* _Task requirements_: In the entries that follow, how many lines contain "Kerajaan"? Answer with the number only.

* _Available records_:
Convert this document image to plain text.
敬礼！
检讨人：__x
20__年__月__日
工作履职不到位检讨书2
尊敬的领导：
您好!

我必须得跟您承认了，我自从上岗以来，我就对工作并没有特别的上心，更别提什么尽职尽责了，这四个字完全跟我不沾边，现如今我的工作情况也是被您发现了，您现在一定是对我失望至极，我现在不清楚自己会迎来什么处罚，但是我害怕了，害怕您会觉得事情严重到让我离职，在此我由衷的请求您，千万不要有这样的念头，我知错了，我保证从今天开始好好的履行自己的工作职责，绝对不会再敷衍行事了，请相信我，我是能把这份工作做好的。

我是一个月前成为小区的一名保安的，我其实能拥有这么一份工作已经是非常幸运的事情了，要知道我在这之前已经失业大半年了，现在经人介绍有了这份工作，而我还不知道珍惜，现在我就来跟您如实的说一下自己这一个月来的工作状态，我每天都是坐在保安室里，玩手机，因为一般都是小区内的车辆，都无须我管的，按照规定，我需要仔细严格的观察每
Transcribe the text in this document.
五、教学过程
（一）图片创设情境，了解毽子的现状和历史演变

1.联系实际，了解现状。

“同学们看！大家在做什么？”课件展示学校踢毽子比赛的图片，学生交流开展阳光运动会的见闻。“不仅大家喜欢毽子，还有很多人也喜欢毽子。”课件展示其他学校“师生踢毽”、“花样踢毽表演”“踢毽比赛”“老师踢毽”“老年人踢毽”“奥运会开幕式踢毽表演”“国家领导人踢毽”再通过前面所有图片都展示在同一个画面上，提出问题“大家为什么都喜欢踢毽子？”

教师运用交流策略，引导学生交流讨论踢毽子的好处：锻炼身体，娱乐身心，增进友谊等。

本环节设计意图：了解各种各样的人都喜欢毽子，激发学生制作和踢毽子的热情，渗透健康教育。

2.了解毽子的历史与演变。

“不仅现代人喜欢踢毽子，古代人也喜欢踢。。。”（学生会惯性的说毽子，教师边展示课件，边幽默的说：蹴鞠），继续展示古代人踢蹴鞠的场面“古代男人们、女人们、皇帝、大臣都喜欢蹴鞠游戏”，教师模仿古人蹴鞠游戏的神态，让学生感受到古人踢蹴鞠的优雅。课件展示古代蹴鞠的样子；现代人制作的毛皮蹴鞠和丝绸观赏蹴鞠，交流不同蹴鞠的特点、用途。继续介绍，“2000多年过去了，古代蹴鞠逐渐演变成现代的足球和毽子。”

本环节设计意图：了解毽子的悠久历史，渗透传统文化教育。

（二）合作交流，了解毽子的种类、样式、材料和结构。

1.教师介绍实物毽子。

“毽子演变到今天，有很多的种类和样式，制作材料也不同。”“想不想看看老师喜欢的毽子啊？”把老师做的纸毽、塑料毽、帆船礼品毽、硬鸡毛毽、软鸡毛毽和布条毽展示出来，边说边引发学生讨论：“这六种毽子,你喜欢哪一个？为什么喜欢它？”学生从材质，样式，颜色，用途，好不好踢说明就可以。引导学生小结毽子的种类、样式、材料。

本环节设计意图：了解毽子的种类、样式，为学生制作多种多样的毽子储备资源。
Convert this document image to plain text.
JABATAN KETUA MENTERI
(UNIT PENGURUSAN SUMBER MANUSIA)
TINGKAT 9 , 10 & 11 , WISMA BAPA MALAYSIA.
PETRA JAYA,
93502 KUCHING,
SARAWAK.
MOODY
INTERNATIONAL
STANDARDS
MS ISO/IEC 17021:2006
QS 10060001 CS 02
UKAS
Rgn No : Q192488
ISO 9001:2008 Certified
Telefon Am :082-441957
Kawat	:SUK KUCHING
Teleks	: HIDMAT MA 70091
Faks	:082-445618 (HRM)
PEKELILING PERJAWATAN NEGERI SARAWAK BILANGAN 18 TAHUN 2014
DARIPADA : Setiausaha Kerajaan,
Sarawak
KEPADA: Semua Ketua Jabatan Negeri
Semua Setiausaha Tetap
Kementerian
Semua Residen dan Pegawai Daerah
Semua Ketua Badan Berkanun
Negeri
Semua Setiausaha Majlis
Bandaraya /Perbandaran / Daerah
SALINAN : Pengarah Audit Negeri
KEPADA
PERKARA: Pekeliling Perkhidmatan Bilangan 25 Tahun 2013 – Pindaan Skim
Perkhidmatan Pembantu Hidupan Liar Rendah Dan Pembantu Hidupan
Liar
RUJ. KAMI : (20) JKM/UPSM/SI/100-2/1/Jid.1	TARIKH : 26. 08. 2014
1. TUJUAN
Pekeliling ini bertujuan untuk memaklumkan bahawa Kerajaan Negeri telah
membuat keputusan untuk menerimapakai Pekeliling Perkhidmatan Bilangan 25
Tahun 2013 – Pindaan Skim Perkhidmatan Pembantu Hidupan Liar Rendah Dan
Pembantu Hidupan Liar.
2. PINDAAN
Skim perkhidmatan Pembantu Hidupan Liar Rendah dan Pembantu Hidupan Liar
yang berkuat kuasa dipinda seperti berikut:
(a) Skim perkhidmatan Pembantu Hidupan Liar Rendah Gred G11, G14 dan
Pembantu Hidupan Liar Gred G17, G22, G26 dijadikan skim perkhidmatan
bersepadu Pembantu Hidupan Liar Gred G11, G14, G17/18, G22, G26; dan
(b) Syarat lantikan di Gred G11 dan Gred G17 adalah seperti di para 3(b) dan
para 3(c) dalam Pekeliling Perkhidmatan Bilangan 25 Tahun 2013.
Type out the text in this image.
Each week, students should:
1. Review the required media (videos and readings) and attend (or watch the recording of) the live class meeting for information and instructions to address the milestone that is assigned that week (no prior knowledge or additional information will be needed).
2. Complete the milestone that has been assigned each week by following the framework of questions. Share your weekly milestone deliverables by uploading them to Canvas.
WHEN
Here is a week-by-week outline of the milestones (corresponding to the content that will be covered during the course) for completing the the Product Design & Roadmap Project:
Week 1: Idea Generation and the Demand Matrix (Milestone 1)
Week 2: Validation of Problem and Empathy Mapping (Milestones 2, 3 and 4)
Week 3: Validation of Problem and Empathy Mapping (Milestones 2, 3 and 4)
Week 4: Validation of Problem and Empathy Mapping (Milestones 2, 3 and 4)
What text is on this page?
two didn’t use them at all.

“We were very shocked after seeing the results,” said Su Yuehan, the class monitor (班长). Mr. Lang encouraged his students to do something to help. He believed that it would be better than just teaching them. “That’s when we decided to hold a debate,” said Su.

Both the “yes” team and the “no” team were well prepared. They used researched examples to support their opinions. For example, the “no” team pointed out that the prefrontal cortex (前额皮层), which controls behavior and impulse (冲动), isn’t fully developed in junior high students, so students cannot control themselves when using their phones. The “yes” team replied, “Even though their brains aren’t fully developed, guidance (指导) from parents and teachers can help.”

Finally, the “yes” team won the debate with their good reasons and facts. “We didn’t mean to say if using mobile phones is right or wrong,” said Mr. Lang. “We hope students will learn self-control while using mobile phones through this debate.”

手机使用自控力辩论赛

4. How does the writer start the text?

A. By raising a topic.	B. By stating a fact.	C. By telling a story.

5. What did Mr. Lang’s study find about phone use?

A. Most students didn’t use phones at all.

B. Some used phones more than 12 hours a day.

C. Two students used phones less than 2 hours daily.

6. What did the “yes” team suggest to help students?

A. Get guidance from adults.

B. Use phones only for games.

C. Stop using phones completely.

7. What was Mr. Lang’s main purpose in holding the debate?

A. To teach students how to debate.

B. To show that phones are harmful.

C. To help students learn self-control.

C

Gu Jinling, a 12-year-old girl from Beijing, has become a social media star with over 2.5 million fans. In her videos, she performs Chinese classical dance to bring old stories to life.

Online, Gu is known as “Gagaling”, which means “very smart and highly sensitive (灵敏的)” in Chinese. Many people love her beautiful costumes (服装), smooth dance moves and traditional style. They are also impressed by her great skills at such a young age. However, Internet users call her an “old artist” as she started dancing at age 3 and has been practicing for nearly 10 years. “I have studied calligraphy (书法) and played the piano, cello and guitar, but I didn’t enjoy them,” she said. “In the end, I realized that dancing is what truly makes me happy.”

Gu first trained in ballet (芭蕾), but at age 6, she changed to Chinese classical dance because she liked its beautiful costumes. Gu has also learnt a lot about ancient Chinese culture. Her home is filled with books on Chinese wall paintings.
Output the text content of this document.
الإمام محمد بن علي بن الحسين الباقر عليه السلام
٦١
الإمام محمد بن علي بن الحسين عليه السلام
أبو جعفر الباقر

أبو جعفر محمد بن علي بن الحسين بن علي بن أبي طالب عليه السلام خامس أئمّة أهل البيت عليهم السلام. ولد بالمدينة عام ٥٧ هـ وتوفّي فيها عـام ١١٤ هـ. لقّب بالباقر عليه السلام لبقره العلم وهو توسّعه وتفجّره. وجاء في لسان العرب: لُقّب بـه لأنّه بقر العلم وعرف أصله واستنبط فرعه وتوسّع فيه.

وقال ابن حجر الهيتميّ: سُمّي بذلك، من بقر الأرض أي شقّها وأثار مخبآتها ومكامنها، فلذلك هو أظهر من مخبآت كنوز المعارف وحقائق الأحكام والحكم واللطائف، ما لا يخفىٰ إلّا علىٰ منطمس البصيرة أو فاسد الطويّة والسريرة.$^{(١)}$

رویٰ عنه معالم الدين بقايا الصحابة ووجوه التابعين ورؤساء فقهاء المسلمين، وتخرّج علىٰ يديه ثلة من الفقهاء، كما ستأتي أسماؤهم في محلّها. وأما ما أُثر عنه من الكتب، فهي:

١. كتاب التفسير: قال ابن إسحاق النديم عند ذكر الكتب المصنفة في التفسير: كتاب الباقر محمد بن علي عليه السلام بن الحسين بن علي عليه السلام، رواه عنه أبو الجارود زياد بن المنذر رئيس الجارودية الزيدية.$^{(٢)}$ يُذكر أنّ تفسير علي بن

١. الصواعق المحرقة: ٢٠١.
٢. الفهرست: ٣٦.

* _Written reply_: 2